▶ Rows from a dataset
+ + + +

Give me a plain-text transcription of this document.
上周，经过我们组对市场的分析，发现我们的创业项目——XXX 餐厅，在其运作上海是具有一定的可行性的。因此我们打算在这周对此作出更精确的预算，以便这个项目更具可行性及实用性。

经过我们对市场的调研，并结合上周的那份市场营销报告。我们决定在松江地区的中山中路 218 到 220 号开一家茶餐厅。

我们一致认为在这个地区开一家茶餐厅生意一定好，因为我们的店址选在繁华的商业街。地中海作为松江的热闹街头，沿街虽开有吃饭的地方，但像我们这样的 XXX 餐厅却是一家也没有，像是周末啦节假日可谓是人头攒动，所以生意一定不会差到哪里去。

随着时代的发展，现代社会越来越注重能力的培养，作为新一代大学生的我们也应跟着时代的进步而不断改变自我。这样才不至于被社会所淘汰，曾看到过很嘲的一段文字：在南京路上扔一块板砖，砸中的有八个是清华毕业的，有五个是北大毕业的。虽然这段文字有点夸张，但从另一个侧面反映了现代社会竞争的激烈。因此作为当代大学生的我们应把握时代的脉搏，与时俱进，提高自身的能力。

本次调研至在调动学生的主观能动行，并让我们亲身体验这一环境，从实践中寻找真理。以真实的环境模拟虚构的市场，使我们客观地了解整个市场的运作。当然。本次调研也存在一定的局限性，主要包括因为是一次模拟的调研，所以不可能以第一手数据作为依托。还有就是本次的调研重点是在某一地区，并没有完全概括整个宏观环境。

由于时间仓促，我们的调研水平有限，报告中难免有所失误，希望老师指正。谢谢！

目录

+ + + +

▶ Instructions to follow
Word for word, restate all of the data shown above.

▶ Result of the task
Give me a plain-text transcription of this document.
上周，经过我们组对市场的分析，发现我们的创业项目——XXX 餐厅，在其运作上海是具有一定的可行性的。因此我们打算在这周对此作出更精确的预算，以便这个项目更具可行性及实用性。

经过我们对市场的调研，并结合上周的那份市场营销报告。我们决定在松江地区的中山中路 218 到 220 号开一家茶餐厅。

我们一致认为在这个地区开一家茶餐厅生意一定好，因为我们的店址选在繁华的商业街。地中海作为松江的热闹街头，沿街虽开有吃饭的地方，但像我们这样的 XXX 餐厅却是一家也没有，像是周末啦节假日可谓是人头攒动，所以生意一定不会差到哪里去。

随着时代的发展，现代社会越来越注重能力的培养，作为新一代大学生的我们也应跟着时代的进步而不断改变自我。这样才不至于被社会所淘汰，曾看到过很嘲的一段文字：在南京路上扔一块板砖，砸中的有八个是清华毕业的，有五个是北大毕业的。虽然这段文字有点夸张，但从另一个侧面反映了现代社会竞争的激烈。因此作为当代大学生的我们应把握时代的脉搏，与时俱进，提高自身的能力。

本次调研至在调动学生的主观能动行，并让我们亲身体验这一环境，从实践中寻找真理。以真实的环境模拟虚构的市场，使我们客观地了解整个市场的运作。当然。本次调研也存在一定的局限性，主要包括因为是一次模拟的调研，所以不可能以第一手数据作为依托。还有就是本次的调研重点是在某一地区，并没有完全概括整个宏观环境。

由于时间仓促，我们的调研水平有限，报告中难免有所失误，希望老师指正。谢谢！

目录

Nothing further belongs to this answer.